• [Given exercise] Below are the records. Count the lines containing the string "icon", and reply with the number alone.

Stored entries:
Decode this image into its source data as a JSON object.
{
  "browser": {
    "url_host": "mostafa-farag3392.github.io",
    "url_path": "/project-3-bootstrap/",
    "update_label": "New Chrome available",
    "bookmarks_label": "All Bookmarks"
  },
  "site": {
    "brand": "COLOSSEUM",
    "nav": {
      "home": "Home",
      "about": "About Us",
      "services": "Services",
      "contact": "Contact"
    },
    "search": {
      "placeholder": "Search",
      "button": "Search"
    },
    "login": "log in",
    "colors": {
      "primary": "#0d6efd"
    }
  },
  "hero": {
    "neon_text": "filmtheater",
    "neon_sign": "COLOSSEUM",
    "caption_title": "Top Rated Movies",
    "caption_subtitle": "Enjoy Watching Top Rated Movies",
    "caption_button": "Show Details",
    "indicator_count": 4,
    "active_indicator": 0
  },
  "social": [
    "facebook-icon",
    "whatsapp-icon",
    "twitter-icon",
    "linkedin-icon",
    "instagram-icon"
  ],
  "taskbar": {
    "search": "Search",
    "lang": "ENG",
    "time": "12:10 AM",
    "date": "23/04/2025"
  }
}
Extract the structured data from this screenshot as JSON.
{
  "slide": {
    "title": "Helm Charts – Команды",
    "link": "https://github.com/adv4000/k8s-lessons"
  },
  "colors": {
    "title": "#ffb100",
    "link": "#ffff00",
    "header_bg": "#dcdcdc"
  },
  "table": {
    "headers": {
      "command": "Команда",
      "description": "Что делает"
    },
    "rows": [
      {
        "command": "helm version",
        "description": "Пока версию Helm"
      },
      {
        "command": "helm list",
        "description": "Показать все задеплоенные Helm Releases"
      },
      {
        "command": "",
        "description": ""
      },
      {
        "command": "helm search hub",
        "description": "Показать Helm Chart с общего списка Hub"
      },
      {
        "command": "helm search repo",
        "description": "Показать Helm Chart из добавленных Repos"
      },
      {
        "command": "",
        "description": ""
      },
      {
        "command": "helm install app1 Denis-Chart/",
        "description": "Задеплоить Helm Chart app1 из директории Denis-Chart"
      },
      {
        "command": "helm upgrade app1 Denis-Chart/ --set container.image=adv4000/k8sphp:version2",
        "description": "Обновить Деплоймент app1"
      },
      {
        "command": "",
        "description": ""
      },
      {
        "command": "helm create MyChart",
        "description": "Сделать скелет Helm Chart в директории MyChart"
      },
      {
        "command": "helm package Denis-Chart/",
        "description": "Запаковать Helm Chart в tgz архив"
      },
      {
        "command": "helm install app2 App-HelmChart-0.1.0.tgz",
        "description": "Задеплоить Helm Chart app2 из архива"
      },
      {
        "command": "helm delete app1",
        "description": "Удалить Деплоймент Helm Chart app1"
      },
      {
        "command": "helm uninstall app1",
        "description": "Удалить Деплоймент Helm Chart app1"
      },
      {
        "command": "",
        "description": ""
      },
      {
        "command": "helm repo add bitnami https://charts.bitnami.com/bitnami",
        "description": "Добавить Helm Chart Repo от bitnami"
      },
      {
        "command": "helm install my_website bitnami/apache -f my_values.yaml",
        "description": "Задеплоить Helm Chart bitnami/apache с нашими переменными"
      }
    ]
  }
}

• [Result of this task] 5